* Problem requirements *
Copy out every record precisely.

* Data to process *
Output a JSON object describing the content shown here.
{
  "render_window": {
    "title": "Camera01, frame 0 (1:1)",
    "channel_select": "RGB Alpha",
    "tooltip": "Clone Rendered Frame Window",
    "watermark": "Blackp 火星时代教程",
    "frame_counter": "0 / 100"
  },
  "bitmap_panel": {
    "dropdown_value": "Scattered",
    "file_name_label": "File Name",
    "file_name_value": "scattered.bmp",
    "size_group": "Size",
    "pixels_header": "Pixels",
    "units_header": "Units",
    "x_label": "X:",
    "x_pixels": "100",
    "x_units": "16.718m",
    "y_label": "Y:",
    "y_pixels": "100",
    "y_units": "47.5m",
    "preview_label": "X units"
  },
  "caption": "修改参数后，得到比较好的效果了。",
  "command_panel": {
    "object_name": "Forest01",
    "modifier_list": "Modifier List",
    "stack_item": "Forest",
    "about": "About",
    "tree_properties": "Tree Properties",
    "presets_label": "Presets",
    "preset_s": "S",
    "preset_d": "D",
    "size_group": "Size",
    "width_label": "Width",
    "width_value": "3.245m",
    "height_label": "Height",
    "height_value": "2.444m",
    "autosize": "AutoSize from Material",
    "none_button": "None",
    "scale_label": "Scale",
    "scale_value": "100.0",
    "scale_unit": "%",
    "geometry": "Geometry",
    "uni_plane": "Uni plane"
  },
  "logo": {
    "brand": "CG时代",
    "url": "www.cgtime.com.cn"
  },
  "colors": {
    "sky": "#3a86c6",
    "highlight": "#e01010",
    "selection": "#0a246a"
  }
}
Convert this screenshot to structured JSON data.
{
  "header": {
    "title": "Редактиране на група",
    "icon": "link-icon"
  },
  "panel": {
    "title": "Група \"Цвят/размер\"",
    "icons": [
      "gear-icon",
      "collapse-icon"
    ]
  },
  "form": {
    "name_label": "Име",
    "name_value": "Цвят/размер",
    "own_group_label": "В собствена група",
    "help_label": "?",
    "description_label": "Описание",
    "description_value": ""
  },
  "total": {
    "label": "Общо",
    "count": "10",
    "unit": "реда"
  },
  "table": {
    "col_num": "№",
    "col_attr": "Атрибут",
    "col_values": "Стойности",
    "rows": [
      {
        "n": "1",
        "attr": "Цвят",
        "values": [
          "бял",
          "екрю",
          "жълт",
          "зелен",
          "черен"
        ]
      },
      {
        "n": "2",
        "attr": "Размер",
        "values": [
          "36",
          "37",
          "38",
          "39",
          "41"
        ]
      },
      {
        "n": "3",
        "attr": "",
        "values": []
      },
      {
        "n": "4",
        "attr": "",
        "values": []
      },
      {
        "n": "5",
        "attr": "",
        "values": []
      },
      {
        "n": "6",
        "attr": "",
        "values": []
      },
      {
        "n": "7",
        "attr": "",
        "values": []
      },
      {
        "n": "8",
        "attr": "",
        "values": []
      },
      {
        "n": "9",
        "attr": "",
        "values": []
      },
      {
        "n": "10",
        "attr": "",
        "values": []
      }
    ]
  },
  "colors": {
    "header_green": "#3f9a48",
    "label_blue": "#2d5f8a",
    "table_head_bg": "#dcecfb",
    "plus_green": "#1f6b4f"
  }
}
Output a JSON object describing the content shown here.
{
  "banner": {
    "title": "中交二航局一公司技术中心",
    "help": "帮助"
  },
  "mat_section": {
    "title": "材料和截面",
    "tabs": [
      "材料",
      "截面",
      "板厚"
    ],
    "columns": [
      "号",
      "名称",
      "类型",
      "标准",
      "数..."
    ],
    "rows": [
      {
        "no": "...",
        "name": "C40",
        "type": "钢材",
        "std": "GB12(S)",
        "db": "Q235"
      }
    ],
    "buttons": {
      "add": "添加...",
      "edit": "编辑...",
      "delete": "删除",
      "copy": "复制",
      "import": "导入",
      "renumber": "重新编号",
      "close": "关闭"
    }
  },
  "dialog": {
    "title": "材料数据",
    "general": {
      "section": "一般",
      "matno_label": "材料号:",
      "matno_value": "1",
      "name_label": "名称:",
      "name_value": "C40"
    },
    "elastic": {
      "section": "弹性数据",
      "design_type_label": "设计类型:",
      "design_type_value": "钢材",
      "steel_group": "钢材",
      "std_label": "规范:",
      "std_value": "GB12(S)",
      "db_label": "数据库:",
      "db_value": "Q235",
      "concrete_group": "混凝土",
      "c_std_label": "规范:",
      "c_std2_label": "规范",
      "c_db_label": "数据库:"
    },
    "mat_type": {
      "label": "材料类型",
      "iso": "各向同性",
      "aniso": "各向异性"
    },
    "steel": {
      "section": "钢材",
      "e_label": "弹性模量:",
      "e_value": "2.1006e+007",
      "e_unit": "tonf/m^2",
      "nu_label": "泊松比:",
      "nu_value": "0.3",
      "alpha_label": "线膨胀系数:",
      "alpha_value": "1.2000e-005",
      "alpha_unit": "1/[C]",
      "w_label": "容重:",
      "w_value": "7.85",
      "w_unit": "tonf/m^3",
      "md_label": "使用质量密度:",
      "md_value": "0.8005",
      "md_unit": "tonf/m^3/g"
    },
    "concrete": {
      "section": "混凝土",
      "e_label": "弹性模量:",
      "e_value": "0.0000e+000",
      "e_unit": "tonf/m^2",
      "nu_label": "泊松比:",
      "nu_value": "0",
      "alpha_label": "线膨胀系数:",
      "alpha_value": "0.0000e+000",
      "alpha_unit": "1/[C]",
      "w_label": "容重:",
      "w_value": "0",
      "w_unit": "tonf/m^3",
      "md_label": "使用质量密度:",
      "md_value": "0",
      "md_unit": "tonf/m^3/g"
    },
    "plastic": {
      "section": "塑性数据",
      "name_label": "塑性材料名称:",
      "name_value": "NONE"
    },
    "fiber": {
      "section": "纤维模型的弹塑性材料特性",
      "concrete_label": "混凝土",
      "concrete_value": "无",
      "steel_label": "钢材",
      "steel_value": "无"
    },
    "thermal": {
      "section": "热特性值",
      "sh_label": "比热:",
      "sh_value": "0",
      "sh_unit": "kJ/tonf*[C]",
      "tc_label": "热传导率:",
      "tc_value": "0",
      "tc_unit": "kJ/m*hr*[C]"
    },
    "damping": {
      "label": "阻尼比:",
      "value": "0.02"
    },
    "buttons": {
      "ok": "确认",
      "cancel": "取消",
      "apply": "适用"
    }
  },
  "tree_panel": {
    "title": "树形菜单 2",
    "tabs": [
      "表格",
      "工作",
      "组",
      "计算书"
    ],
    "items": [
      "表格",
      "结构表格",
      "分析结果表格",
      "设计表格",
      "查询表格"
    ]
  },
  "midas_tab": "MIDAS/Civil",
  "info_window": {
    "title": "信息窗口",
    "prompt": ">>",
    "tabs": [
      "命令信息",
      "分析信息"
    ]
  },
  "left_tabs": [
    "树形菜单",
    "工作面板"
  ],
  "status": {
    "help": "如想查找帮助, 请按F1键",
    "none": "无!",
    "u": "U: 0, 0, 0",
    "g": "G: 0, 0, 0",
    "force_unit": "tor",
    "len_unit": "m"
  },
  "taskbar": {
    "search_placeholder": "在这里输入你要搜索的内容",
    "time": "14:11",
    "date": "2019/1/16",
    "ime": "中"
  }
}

* Solution to the exercise *
Output a JSON object describing the content shown here.
{
  "render_window": {
    "title": "Camera01, frame 0 (1:1)",
    "channel_select": "RGB Alpha",
    "tooltip": "Clone Rendered Frame Window",
    "watermark": "Blackp 火星时代教程",
    "frame_counter": "0 / 100"
  },
  "bitmap_panel": {
    "dropdown_value": "Scattered",
    "file_name_label": "File Name",
    "file_name_value": "scattered.bmp",
    "size_group": "Size",
    "pixels_header": "Pixels",
    "units_header": "Units",
    "x_label": "X:",
    "x_pixels": "100",
    "x_units": "16.718m",
    "y_label": "Y:",
    "y_pixels": "100",
    "y_units": "47.5m",
    "preview_label": "X units"
  },
  "caption": "修改参数后，得到比较好的效果了。",
  "command_panel": {
    "object_name": "Forest01",
    "modifier_list": "Modifier List",
    "stack_item": "Forest",
    "about": "About",
    "tree_properties": "Tree Properties",
    "presets_label": "Presets",
    "preset_s": "S",
    "preset_d": "D",
    "size_group": "Size",
    "width_label": "Width",
    "width_value": "3.245m",
    "height_label": "Height",
    "height_value": "2.444m",
    "autosize": "AutoSize from Material",
    "none_button": "None",
    "scale_label": "Scale",
    "scale_value": "100.0",
    "scale_unit": "%",
    "geometry": "Geometry",
    "uni_plane": "Uni plane"
  },
  "logo": {
    "brand": "CG时代",
    "url": "www.cgtime.com.cn"
  },
  "colors": {
    "sky": "#3a86c6",
    "highlight": "#e01010",
    "selection": "#0a246a"
  }
}
Convert this screenshot to structured JSON data.
{
  "header": {
    "title": "Редактиране на група",
    "icon": "link-icon"
  },
  "panel": {
    "title": "Група \"Цвят/размер\"",
    "icons": [
      "gear-icon",
      "collapse-icon"
    ]
  },
  "form": {
    "name_label": "Име",
    "name_value": "Цвят/размер",
    "own_group_label": "В собствена група",
    "help_label": "?",
    "description_label": "Описание",
    "description_value": ""
  },
  "total": {
    "label": "Общо",
    "count": "10",
    "unit": "реда"
  },
  "table": {
    "col_num": "№",
    "col_attr": "Атрибут",
    "col_values": "Стойности",
    "rows": [
      {
        "n": "1",
        "attr": "Цвят",
        "values": [
          "бял",
          "екрю",
          "жълт",
          "зелен",
          "черен"
        ]
      },
      {
        "n": "2",
        "attr": "Размер",
        "values": [
          "36",
          "37",
          "38",
          "39",
          "41"
        ]
      },
      {
        "n": "3",
        "attr": "",
        "values": []
      },
      {
        "n": "4",
        "attr": "",
        "values": []
      },
      {
        "n": "5",
        "attr": "",
        "values": []
      },
      {
        "n": "6",
        "attr": "",
        "values": []
      },
      {
        "n": "7",
        "attr": "",
        "values": []
      },
      {
        "n": "8",
        "attr": "",
        "values": []
      },
      {
        "n": "9",
        "attr": "",
        "values": []
      },
      {
        "n": "10",
        "attr": "",
        "values": []
      }
    ]
  },
  "colors": {
    "header_green": "#3f9a48",
    "label_blue": "#2d5f8a",
    "table_head_bg": "#dcecfb",
    "plus_green": "#1f6b4f"
  }
}
Output a JSON object describing the content shown here.
{
  "banner": {
    "title": "中交二航局一公司技术中心",
    "help": "帮助"
  },
  "mat_section": {
    "title": "材料和截面",
    "tabs": [
      "材料",
      "截面",
      "板厚"
    ],
    "columns": [
      "号",
      "名称",
      "类型",
      "标准",
      "数..."
    ],
    "rows": [
      {
        "no": "...",
        "name": "C40",
        "type": "钢材",
        "std": "GB12(S)",
        "db": "Q235"
      }
    ],
    "buttons": {
      "add": "添加...",
      "edit": "编辑...",
      "delete": "删除",
      "copy": "复制",
      "import": "导入",
      "renumber": "重新编号",
      "close": "关闭"
    }
  },
  "dialog": {
    "title": "材料数据",
    "general": {
      "section": "一般",
      "matno_label": "材料号:",
      "matno_value": "1",
      "name_label": "名称:",
      "name_value": "C40"
    },
    "elastic": {
      "section": "弹性数据",
      "design_type_label": "设计类型:",
      "design_type_value": "钢材",
      "steel_group": "钢材",
      "std_label": "规范:",
      "std_value": "GB12(S)",
      "db_label": "数据库:",
      "db_value": "Q235",
      "concrete_group": "混凝土",
      "c_std_label": "规范:",
      "c_std2_label": "规范",
      "c_db_label": "数据库:"
    },
    "mat_type": {
      "label": "材料类型",
      "iso": "各向同性",
      "aniso": "各向异性"
    },
    "steel": {
      "section": "钢材",
      "e_label": "弹性模量:",
      "e_value": "2.1006e+007",
      "e_unit": "tonf/m^2",
      "nu_label": "泊松比:",
      "nu_value": "0.3",
      "alpha_label": "线膨胀系数:",
      "alpha_value": "1.2000e-005",
      "alpha_unit": "1/[C]",
      "w_label": "容重:",
      "w_value": "7.85",
      "w_unit": "tonf/m^3",
      "md_label": "使用质量密度:",
      "md_value": "0.8005",
      "md_unit": "tonf/m^3/g"
    },
    "concrete": {
      "section": "混凝土",
      "e_label": "弹性模量:",
      "e_value": "0.0000e+000",
      "e_unit": "tonf/m^2",
      "nu_label": "泊松比:",
      "nu_value": "0",
      "alpha_label": "线膨胀系数:",
      "alpha_value": "0.0000e+000",
      "alpha_unit": "1/[C]",
      "w_label": "容重:",
      "w_value": "0",
      "w_unit": "tonf/m^3",
      "md_label": "使用质量密度:",
      "md_value": "0",
      "md_unit": "tonf/m^3/g"
    },
    "plastic": {
      "section": "塑性数据",
      "name_label": "塑性材料名称:",
      "name_value": "NONE"
    },
    "fiber": {
      "section": "纤维模型的弹塑性材料特性",
      "concrete_label": "混凝土",
      "concrete_value": "无",
      "steel_label": "钢材",
      "steel_value": "无"
    },
    "thermal": {
      "section": "热特性值",
      "sh_label": "比热:",
      "sh_value": "0",
      "sh_unit": "kJ/tonf*[C]",
      "tc_label": "热传导率:",
      "tc_value": "0",
      "tc_unit": "kJ/m*hr*[C]"
    },
    "damping": {
      "label": "阻尼比:",
      "value": "0.02"
    },
    "buttons": {
      "ok": "确认",
      "cancel": "取消",
      "apply": "适用"
    }
  },
  "tree_panel": {
    "title": "树形菜单 2",
    "tabs": [
      "表格",
      "工作",
      "组",
      "计算书"
    ],
    "items": [
      "表格",
      "结构表格",
      "分析结果表格",
      "设计表格",
      "查询表格"
    ]
  },
  "midas_tab": "MIDAS/Civil",
  "info_window": {
    "title": "信息窗口",
    "prompt": ">>",
    "tabs": [
      "命令信息",
      "分析信息"
    ]
  },
  "left_tabs": [
    "树形菜单",
    "工作面板"
  ],
  "status": {
    "help": "如想查找帮助, 请按F1键",
    "none": "无!",
    "u": "U: 0, 0, 0",
    "g": "G: 0, 0, 0",
    "force_unit": "tor",
    "len_unit": "m"
  },
  "taskbar": {
    "search_placeholder": "在这里输入你要搜索的内容",
    "time": "14:11",
    "date": "2019/1/16",
    "ime": "中"
  }
}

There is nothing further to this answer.